Task description
Find every line in the records that holds the string "duty". Copy each one.

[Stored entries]

════════

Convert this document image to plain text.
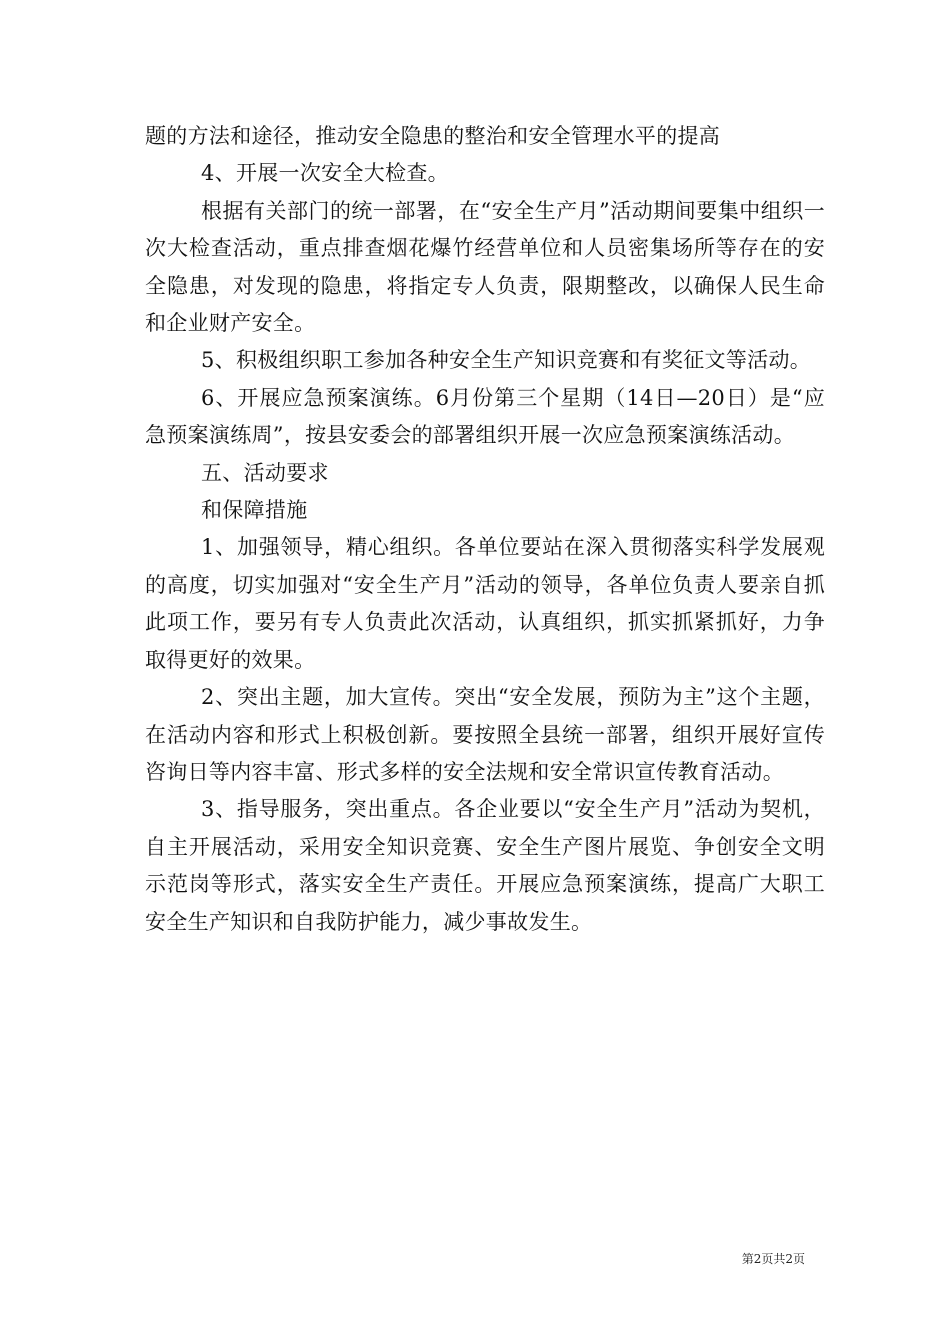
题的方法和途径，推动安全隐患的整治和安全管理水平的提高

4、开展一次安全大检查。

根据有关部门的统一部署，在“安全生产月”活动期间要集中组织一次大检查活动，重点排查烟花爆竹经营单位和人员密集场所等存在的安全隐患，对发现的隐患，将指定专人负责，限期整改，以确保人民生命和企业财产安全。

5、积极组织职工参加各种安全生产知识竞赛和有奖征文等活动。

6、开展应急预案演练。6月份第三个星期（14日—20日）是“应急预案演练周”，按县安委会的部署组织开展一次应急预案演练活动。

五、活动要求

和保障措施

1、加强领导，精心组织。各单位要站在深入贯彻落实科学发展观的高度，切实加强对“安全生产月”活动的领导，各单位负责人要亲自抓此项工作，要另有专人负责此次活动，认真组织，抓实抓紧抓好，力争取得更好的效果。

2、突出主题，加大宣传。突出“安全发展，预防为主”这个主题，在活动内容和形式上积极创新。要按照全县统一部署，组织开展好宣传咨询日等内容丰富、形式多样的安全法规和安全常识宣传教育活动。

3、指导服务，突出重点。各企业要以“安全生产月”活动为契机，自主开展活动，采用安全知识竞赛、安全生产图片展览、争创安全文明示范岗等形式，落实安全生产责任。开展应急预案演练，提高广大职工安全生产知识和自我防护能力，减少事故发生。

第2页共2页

════════

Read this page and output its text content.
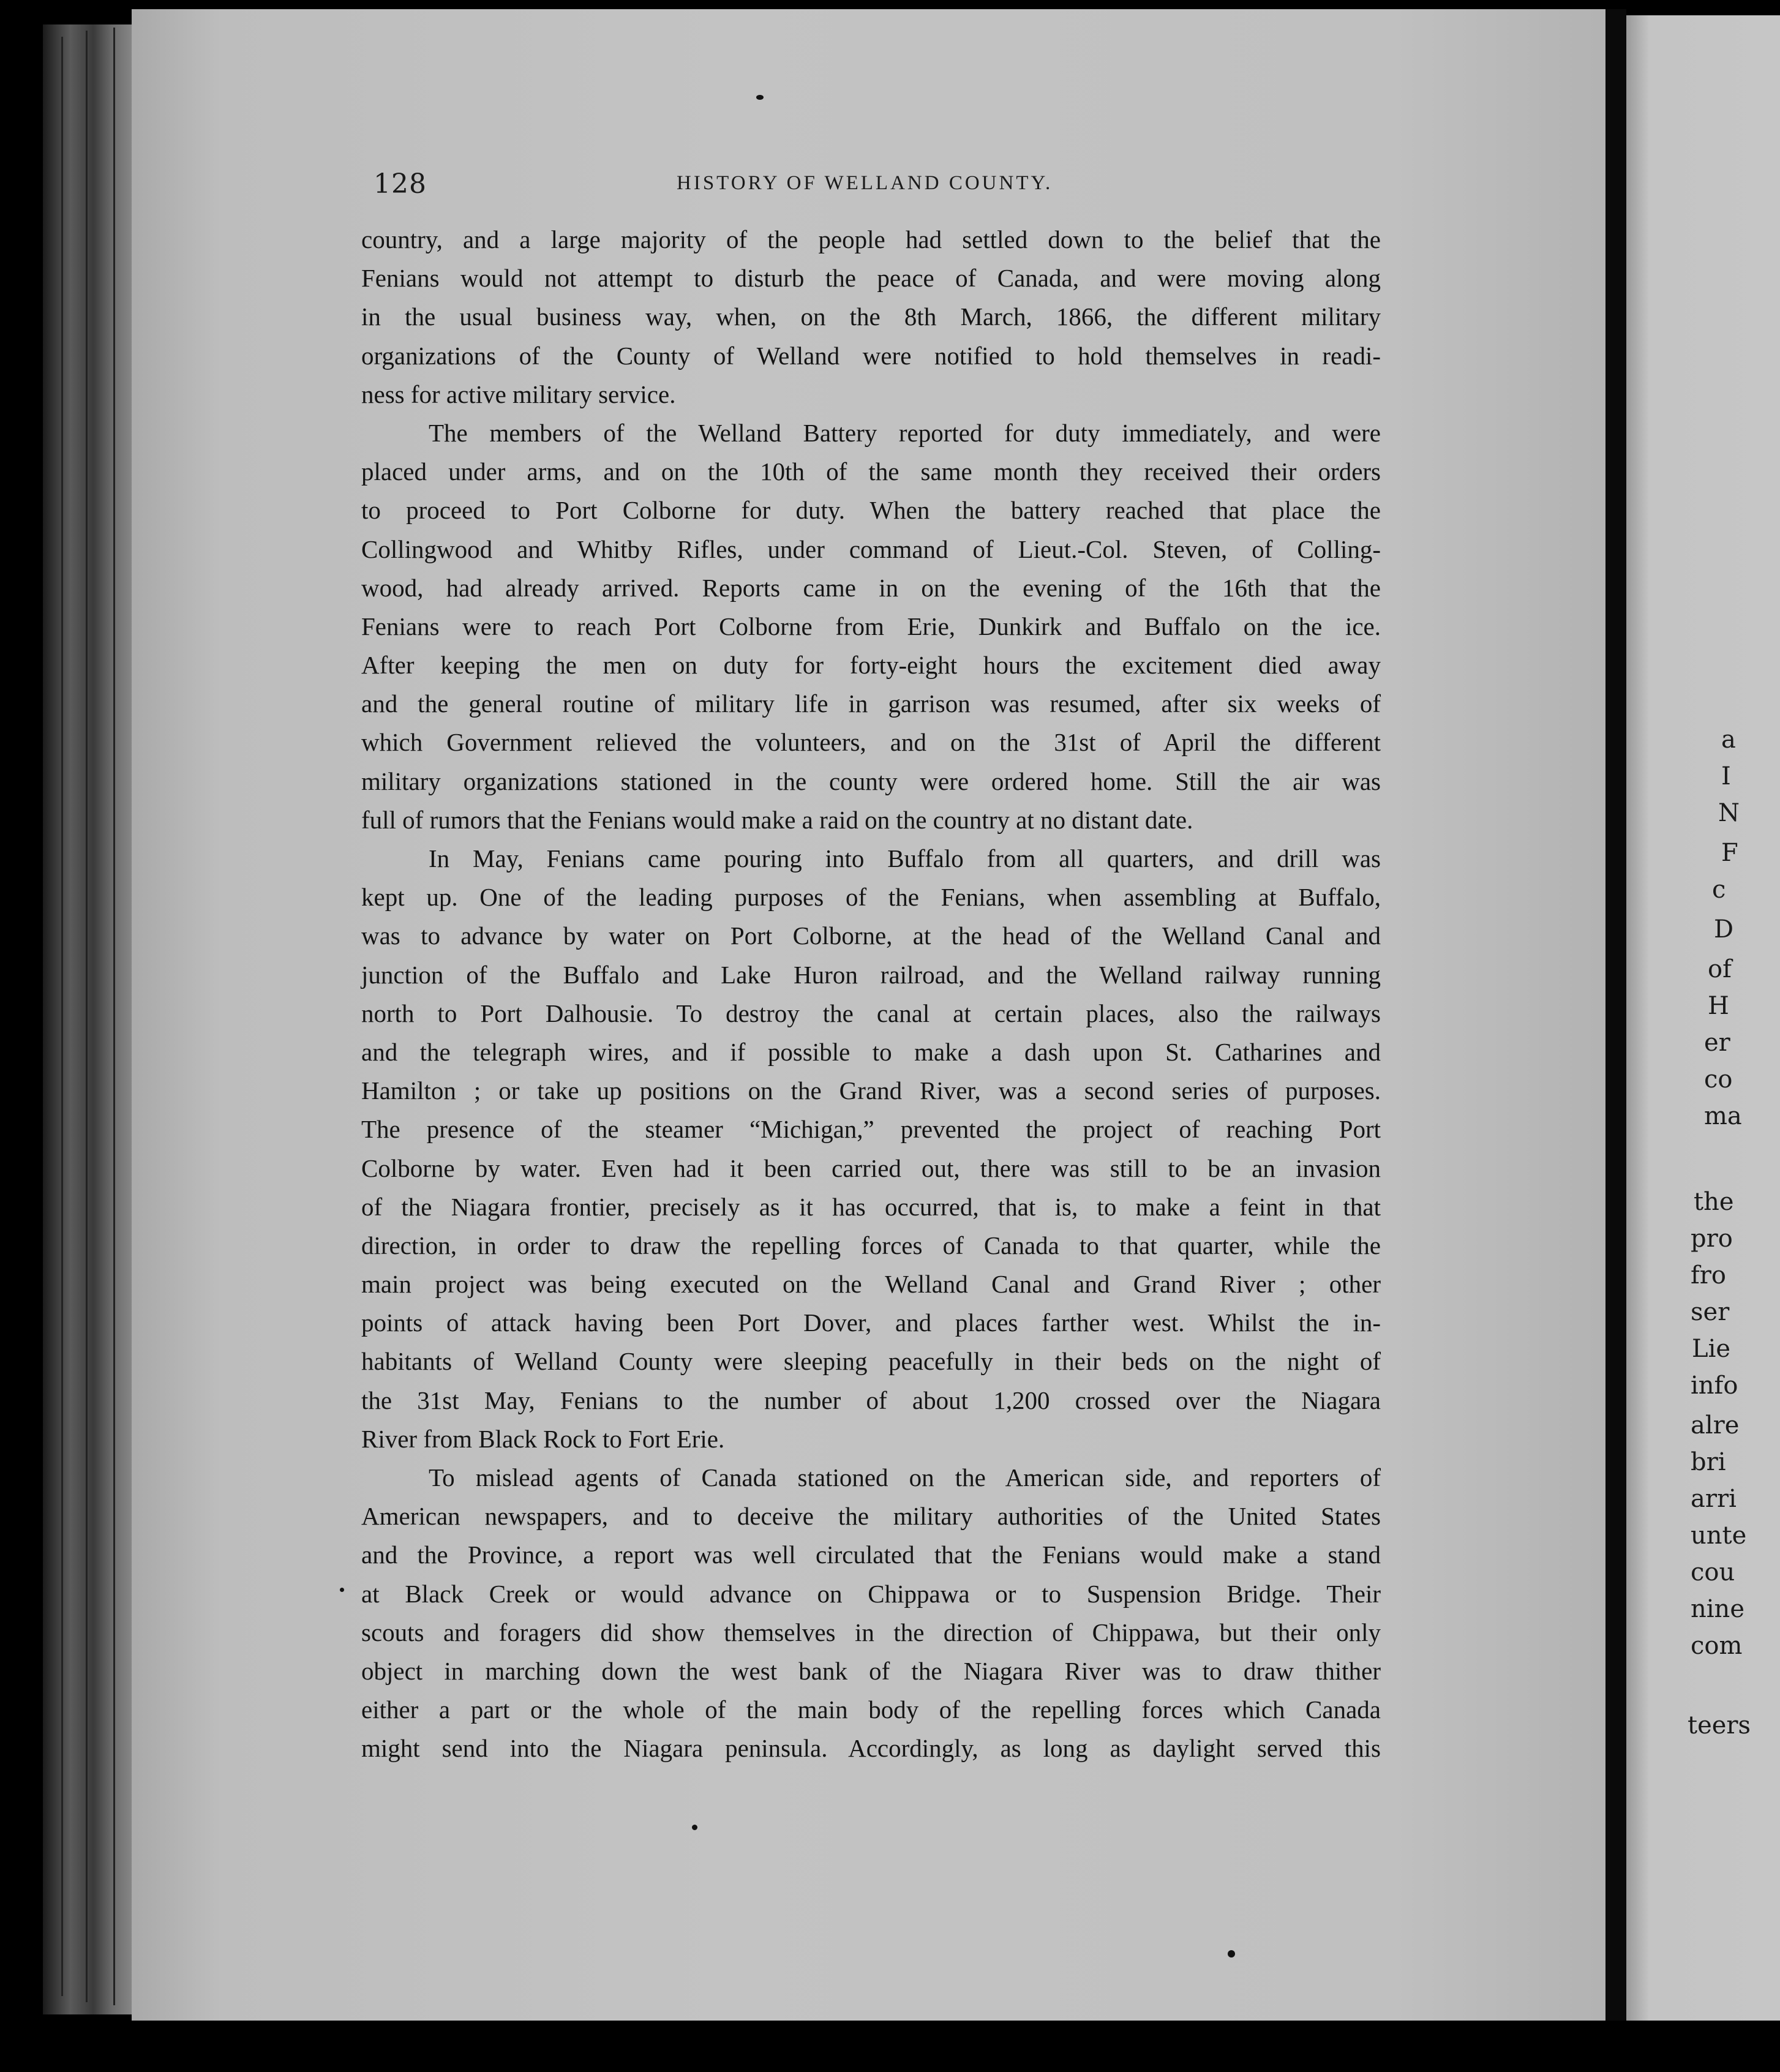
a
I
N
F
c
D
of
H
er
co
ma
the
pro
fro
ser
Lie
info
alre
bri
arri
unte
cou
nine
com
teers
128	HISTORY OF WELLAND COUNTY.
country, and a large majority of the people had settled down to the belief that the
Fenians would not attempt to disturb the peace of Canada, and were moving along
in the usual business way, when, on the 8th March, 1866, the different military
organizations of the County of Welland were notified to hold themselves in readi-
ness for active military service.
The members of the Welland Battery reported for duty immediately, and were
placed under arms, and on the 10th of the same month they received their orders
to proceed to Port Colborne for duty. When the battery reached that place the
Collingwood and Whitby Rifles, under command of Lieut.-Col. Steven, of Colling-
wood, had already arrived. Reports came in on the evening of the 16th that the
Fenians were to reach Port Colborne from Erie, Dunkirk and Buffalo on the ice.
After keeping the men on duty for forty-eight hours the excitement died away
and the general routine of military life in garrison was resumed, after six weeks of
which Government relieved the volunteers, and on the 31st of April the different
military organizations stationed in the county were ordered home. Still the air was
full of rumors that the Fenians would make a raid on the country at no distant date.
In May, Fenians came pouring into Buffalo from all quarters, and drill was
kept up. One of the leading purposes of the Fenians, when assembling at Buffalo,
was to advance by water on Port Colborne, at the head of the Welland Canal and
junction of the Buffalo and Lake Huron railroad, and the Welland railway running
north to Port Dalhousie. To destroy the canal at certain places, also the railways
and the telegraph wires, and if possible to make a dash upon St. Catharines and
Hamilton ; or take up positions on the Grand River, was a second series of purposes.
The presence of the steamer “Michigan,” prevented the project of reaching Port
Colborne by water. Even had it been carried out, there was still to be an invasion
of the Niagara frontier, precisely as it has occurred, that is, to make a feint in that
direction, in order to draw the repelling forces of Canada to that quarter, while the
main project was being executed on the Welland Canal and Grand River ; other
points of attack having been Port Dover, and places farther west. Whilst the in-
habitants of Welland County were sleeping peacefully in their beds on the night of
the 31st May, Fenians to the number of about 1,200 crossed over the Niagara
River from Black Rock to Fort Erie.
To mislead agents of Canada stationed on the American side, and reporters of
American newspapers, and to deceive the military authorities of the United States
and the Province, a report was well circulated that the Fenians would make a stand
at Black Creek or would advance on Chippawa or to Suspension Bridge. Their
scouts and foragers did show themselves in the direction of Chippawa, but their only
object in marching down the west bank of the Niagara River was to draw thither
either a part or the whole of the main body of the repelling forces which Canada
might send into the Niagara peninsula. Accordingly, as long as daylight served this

════════

The completed task
The members of the Welland Battery reported for duty immediately, and were
to proceed to Port Colborne for duty. When the battery reached that place the
After keeping the men on duty for forty-eight hours the excitement died away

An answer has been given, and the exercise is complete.